:: GIVEN RECORDS
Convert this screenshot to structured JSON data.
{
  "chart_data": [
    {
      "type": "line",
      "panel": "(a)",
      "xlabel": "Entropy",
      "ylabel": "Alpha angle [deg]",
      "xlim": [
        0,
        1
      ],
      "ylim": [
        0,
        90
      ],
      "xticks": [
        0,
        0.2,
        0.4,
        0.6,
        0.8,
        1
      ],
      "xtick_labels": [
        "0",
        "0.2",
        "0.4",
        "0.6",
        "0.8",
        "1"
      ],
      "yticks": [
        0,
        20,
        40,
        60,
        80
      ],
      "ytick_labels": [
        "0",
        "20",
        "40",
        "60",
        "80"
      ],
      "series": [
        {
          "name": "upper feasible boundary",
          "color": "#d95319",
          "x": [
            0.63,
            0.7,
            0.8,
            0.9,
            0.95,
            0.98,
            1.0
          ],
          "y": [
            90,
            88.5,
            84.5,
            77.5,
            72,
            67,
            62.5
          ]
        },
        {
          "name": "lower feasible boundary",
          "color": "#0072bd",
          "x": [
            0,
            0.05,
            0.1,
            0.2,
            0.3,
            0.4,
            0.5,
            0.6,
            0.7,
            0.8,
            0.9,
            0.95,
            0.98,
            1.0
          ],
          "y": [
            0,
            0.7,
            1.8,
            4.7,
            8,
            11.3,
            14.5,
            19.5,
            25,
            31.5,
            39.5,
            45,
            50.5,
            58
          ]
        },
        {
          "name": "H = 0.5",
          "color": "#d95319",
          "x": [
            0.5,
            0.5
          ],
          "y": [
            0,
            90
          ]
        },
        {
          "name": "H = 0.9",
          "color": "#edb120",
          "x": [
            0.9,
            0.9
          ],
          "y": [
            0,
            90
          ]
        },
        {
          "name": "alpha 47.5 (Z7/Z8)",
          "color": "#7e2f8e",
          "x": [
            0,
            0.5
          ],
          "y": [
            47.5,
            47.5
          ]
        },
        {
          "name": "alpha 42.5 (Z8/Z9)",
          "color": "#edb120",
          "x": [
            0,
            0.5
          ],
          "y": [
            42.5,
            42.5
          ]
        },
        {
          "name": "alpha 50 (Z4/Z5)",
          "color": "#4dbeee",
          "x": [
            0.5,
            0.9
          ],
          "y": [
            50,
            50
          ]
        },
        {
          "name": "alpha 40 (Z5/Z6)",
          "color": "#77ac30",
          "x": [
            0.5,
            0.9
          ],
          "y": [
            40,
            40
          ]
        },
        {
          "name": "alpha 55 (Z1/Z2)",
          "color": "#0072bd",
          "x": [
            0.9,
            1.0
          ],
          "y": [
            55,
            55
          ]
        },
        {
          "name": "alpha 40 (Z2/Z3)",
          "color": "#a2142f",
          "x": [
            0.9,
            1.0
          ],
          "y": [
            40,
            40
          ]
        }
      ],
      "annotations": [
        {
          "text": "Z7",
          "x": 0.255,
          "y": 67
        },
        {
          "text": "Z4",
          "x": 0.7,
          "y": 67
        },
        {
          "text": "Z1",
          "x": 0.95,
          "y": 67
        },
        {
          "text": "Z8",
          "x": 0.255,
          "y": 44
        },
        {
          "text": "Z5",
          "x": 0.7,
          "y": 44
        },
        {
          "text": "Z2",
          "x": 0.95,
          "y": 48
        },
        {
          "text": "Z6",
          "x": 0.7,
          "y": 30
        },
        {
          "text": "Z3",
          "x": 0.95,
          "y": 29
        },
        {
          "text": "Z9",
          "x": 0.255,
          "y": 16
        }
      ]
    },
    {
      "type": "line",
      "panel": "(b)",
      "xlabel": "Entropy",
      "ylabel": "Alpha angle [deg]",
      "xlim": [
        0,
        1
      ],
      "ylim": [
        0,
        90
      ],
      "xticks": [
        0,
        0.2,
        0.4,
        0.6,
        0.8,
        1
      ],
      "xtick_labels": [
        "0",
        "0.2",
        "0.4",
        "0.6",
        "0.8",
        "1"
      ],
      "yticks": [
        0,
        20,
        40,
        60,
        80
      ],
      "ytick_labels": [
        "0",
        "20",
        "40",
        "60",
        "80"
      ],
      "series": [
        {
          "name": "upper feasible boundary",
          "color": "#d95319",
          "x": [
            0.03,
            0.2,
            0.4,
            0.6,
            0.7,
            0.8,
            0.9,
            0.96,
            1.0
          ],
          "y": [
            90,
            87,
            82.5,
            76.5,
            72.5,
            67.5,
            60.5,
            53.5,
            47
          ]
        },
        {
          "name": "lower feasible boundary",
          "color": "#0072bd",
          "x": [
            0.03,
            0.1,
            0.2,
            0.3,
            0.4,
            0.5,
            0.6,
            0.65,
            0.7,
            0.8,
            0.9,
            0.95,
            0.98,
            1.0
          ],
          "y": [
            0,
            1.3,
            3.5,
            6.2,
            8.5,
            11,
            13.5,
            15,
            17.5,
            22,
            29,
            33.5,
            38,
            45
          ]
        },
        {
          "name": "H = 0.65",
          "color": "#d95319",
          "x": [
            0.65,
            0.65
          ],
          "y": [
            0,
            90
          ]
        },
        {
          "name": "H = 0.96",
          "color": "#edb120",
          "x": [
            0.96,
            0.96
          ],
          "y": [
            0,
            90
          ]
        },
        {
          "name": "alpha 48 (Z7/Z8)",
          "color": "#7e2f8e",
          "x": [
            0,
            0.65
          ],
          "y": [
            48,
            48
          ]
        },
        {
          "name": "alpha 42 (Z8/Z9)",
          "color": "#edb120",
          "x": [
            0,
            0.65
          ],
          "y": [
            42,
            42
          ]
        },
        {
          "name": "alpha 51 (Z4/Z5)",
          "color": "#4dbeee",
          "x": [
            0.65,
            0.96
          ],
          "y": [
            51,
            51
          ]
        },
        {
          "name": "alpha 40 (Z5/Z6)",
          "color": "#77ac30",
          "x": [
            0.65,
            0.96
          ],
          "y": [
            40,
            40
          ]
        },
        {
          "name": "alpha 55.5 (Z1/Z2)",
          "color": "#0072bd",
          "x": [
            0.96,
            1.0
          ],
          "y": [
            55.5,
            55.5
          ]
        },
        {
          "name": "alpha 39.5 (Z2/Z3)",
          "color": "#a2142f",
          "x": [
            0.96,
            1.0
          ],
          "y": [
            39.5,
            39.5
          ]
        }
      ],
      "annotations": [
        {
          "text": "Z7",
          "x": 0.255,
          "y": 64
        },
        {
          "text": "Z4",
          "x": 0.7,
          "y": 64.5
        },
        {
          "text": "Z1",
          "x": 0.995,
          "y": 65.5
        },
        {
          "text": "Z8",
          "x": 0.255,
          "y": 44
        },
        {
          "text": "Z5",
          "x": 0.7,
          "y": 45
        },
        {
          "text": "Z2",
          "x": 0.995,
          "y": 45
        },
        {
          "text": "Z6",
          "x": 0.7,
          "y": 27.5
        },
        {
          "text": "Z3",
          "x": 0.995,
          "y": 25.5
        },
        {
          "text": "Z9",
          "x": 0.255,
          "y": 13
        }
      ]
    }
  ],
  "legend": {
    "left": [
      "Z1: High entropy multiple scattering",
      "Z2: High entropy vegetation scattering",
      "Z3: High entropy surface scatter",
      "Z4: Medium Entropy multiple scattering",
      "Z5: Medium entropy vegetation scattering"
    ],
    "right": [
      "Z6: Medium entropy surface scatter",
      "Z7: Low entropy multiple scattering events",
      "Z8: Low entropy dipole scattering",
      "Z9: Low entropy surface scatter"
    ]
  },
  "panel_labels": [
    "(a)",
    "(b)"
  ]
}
::::
PROBLEM DETAILS: Extract the full set of entries word for word.

THE RESPONSE:
Convert this screenshot to structured JSON data.
{
  "chart_data": [
    {
      "type": "line",
      "panel": "(a)",
      "xlabel": "Entropy",
      "ylabel": "Alpha angle [deg]",
      "xlim": [
        0,
        1
      ],
      "ylim": [
        0,
        90
      ],
      "xticks": [
        0,
        0.2,
        0.4,
        0.6,
        0.8,
        1
      ],
      "xtick_labels": [
        "0",
        "0.2",
        "0.4",
        "0.6",
        "0.8",
        "1"
      ],
      "yticks": [
        0,
        20,
        40,
        60,
        80
      ],
      "ytick_labels": [
        "0",
        "20",
        "40",
        "60",
        "80"
      ],
      "series": [
        {
          "name": "upper feasible boundary",
          "color": "#d95319",
          "x": [
            0.63,
            0.7,
            0.8,
            0.9,
            0.95,
            0.98,
            1.0
          ],
          "y": [
            90,
            88.5,
            84.5,
            77.5,
            72,
            67,
            62.5
          ]
        },
        {
          "name": "lower feasible boundary",
          "color": "#0072bd",
          "x": [
            0,
            0.05,
            0.1,
            0.2,
            0.3,
            0.4,
            0.5,
            0.6,
            0.7,
            0.8,
            0.9,
            0.95,
            0.98,
            1.0
          ],
          "y": [
            0,
            0.7,
            1.8,
            4.7,
            8,
            11.3,
            14.5,
            19.5,
            25,
            31.5,
            39.5,
            45,
            50.5,
            58
          ]
        },
        {
          "name": "H = 0.5",
          "color": "#d95319",
          "x": [
            0.5,
            0.5
          ],
          "y": [
            0,
            90
          ]
        },
        {
          "name": "H = 0.9",
          "color": "#edb120",
          "x": [
            0.9,
            0.9
          ],
          "y": [
            0,
            90
          ]
        },
        {
          "name": "alpha 47.5 (Z7/Z8)",
          "color": "#7e2f8e",
          "x": [
            0,
            0.5
          ],
          "y": [
            47.5,
            47.5
          ]
        },
        {
          "name": "alpha 42.5 (Z8/Z9)",
          "color": "#edb120",
          "x": [
            0,
            0.5
          ],
          "y": [
            42.5,
            42.5
          ]
        },
        {
          "name": "alpha 50 (Z4/Z5)",
          "color": "#4dbeee",
          "x": [
            0.5,
            0.9
          ],
          "y": [
            50,
            50
          ]
        },
        {
          "name": "alpha 40 (Z5/Z6)",
          "color": "#77ac30",
          "x": [
            0.5,
            0.9
          ],
          "y": [
            40,
            40
          ]
        },
        {
          "name": "alpha 55 (Z1/Z2)",
          "color": "#0072bd",
          "x": [
            0.9,
            1.0
          ],
          "y": [
            55,
            55
          ]
        },
        {
          "name": "alpha 40 (Z2/Z3)",
          "color": "#a2142f",
          "x": [
            0.9,
            1.0
          ],
          "y": [
            40,
            40
          ]
        }
      ],
      "annotations": [
        {
          "text": "Z7",
          "x": 0.255,
          "y": 67
        },
        {
          "text": "Z4",
          "x": 0.7,
          "y": 67
        },
        {
          "text": "Z1",
          "x": 0.95,
          "y": 67
        },
        {
          "text": "Z8",
          "x": 0.255,
          "y": 44
        },
        {
          "text": "Z5",
          "x": 0.7,
          "y": 44
        },
        {
          "text": "Z2",
          "x": 0.95,
          "y": 48
        },
        {
          "text": "Z6",
          "x": 0.7,
          "y": 30
        },
        {
          "text": "Z3",
          "x": 0.95,
          "y": 29
        },
        {
          "text": "Z9",
          "x": 0.255,
          "y": 16
        }
      ]
    },
    {
      "type": "line",
      "panel": "(b)",
      "xlabel": "Entropy",
      "ylabel": "Alpha angle [deg]",
      "xlim": [
        0,
        1
      ],
      "ylim": [
        0,
        90
      ],
      "xticks": [
        0,
        0.2,
        0.4,
        0.6,
        0.8,
        1
      ],
      "xtick_labels": [
        "0",
        "0.2",
        "0.4",
        "0.6",
        "0.8",
        "1"
      ],
      "yticks": [
        0,
        20,
        40,
        60,
        80
      ],
      "ytick_labels": [
        "0",
        "20",
        "40",
        "60",
        "80"
      ],
      "series": [
        {
          "name": "upper feasible boundary",
          "color": "#d95319",
          "x": [
            0.03,
            0.2,
            0.4,
            0.6,
            0.7,
            0.8,
            0.9,
            0.96,
            1.0
          ],
          "y": [
            90,
            87,
            82.5,
            76.5,
            72.5,
            67.5,
            60.5,
            53.5,
            47
          ]
        },
        {
          "name": "lower feasible boundary",
          "color": "#0072bd",
          "x": [
            0.03,
            0.1,
            0.2,
            0.3,
            0.4,
            0.5,
            0.6,
            0.65,
            0.7,
            0.8,
            0.9,
            0.95,
            0.98,
            1.0
          ],
          "y": [
            0,
            1.3,
            3.5,
            6.2,
            8.5,
            11,
            13.5,
            15,
            17.5,
            22,
            29,
            33.5,
            38,
            45
          ]
        },
        {
          "name": "H = 0.65",
          "color": "#d95319",
          "x": [
            0.65,
            0.65
          ],
          "y": [
            0,
            90
          ]
        },
        {
          "name": "H = 0.96",
          "color": "#edb120",
          "x": [
            0.96,
            0.96
          ],
          "y": [
            0,
            90
          ]
        },
        {
          "name": "alpha 48 (Z7/Z8)",
          "color": "#7e2f8e",
          "x": [
            0,
            0.65
          ],
          "y": [
            48,
            48
          ]
        },
        {
          "name": "alpha 42 (Z8/Z9)",
          "color": "#edb120",
          "x": [
            0,
            0.65
          ],
          "y": [
            42,
            42
          ]
        },
        {
          "name": "alpha 51 (Z4/Z5)",
          "color": "#4dbeee",
          "x": [
            0.65,
            0.96
          ],
          "y": [
            51,
            51
          ]
        },
        {
          "name": "alpha 40 (Z5/Z6)",
          "color": "#77ac30",
          "x": [
            0.65,
            0.96
          ],
          "y": [
            40,
            40
          ]
        },
        {
          "name": "alpha 55.5 (Z1/Z2)",
          "color": "#0072bd",
          "x": [
            0.96,
            1.0
          ],
          "y": [
            55.5,
            55.5
          ]
        },
        {
          "name": "alpha 39.5 (Z2/Z3)",
          "color": "#a2142f",
          "x": [
            0.96,
            1.0
          ],
          "y": [
            39.5,
            39.5
          ]
        }
      ],
      "annotations": [
        {
          "text": "Z7",
          "x": 0.255,
          "y": 64
        },
        {
          "text": "Z4",
          "x": 0.7,
          "y": 64.5
        },
        {
          "text": "Z1",
          "x": 0.995,
          "y": 65.5
        },
        {
          "text": "Z8",
          "x": 0.255,
          "y": 44
        },
        {
          "text": "Z5",
          "x": 0.7,
          "y": 45
        },
        {
          "text": "Z2",
          "x": 0.995,
          "y": 45
        },
        {
          "text": "Z6",
          "x": 0.7,
          "y": 27.5
        },
        {
          "text": "Z3",
          "x": 0.995,
          "y": 25.5
        },
        {
          "text": "Z9",
          "x": 0.255,
          "y": 13
        }
      ]
    }
  ],
  "legend": {
    "left": [
      "Z1: High entropy multiple scattering",
      "Z2: High entropy vegetation scattering",
      "Z3: High entropy surface scatter",
      "Z4: Medium Entropy multiple scattering",
      "Z5: Medium entropy vegetation scattering"
    ],
    "right": [
      "Z6: Medium entropy surface scatter",
      "Z7: Low entropy multiple scattering events",
      "Z8: Low entropy dipole scattering",
      "Z9: Low entropy surface scatter"
    ]
  },
  "panel_labels": [
    "(a)",
    "(b)"
  ]
}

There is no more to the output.